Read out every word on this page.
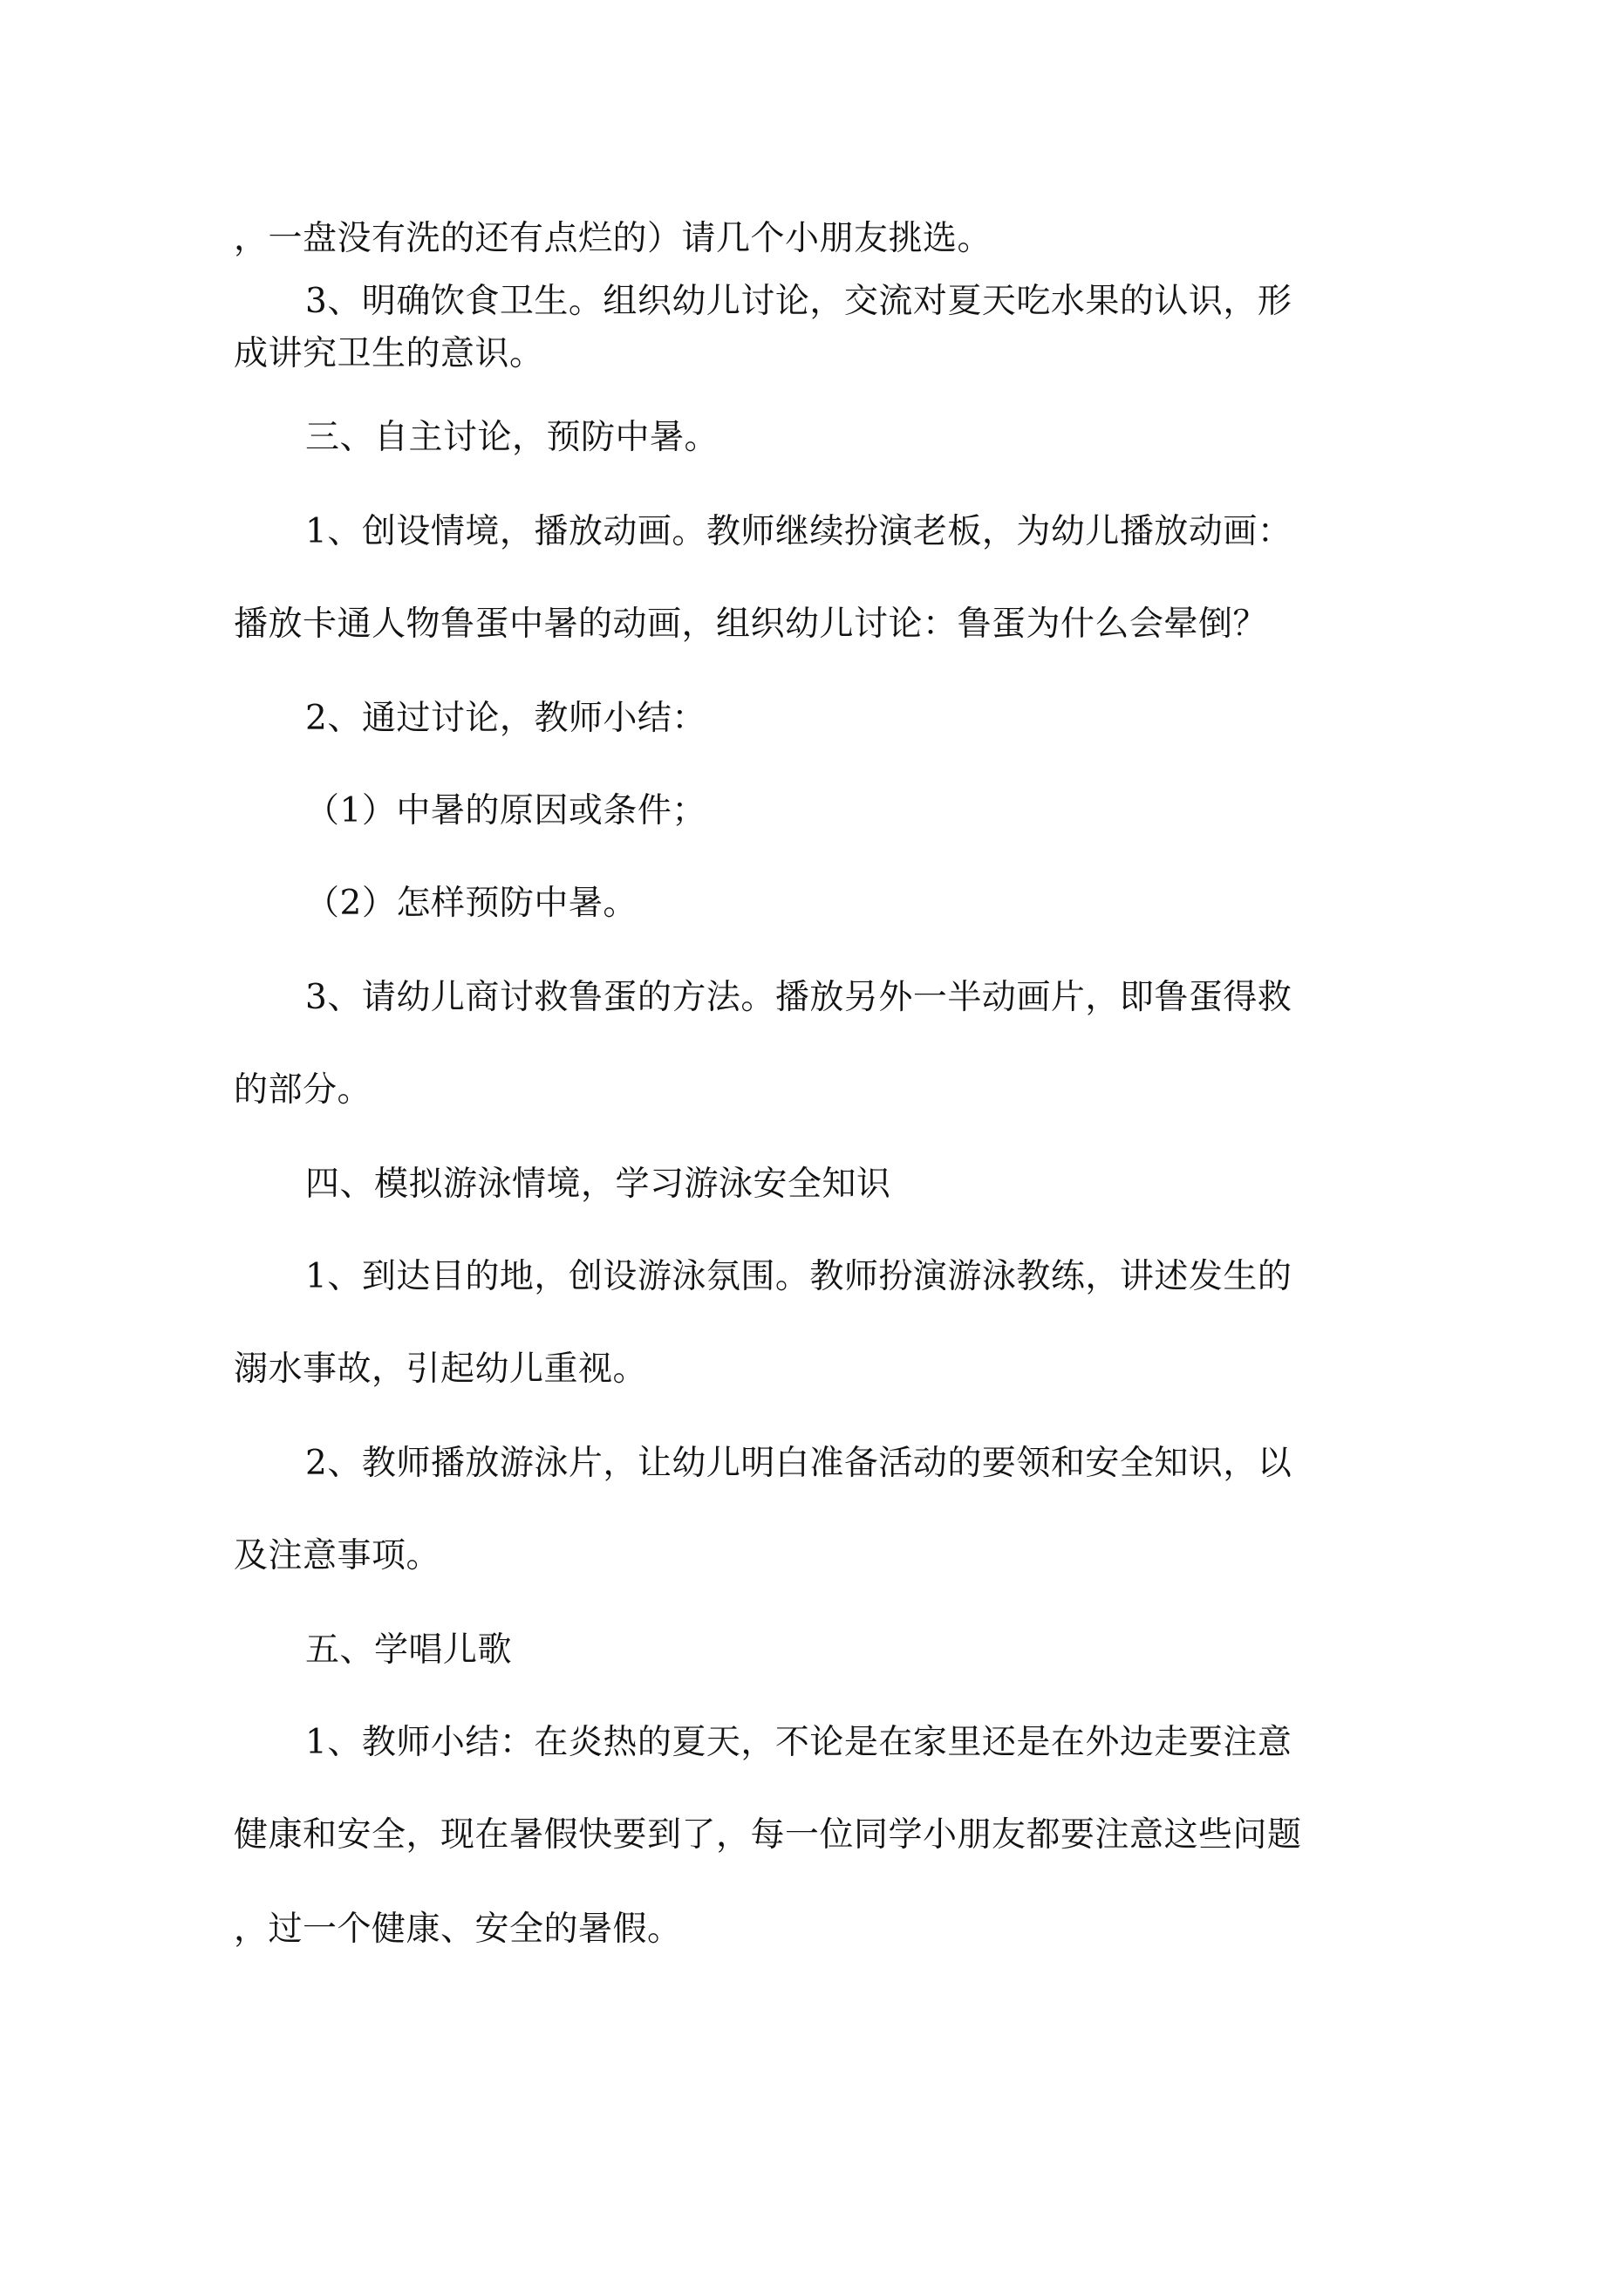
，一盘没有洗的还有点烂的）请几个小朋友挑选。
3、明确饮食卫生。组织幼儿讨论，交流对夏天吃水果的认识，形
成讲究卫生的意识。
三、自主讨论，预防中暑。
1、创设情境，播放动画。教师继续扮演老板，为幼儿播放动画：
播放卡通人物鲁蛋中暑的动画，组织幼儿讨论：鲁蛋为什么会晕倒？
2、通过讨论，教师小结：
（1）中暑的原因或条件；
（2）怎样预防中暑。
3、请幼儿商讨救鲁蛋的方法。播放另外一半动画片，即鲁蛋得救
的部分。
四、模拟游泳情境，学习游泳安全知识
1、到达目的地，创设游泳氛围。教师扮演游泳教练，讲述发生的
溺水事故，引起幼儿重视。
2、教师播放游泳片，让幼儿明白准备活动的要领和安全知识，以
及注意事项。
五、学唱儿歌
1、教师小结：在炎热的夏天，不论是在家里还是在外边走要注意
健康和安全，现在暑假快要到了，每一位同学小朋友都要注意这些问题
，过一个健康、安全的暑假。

──────────────────────────────

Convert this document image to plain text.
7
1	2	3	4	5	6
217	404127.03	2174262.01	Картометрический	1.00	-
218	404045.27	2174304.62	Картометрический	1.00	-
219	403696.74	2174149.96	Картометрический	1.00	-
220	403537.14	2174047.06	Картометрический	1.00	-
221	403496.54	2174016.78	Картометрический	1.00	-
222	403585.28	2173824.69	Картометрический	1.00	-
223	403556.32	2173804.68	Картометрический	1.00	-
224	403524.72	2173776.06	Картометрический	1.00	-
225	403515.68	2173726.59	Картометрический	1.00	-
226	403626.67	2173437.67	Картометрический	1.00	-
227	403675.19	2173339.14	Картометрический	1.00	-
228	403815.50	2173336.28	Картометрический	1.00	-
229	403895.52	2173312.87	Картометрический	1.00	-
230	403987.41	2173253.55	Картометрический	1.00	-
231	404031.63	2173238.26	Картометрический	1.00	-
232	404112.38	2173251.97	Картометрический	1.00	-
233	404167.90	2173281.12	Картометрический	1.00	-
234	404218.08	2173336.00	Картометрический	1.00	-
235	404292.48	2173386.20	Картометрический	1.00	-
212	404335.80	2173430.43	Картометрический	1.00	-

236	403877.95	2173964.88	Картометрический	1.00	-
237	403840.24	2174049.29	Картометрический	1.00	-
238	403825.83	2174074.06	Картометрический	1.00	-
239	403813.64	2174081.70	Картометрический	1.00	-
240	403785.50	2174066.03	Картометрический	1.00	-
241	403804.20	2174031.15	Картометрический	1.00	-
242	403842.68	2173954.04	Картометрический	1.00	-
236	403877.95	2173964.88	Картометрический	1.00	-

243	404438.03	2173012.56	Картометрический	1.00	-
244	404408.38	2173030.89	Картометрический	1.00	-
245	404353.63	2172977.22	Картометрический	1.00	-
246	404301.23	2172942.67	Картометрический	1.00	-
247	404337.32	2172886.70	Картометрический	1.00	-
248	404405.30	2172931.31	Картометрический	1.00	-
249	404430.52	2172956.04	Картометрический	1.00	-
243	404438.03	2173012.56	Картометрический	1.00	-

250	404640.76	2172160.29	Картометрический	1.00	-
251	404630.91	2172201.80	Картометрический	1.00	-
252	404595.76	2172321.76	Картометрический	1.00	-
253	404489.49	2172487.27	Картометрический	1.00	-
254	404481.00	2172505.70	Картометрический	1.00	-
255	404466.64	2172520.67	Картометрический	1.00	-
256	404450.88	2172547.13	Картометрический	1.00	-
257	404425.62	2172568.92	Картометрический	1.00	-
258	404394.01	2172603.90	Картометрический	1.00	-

──────────────────────────────

§ The request
In the records above, collect each line with "组织幼儿讨论".

§ Output below
3、明确饮食卫生。组织幼儿讨论，交流对夏天吃水果的认识，形
播放卡通人物鲁蛋中暑的动画，组织幼儿讨论：鲁蛋为什么会晕倒？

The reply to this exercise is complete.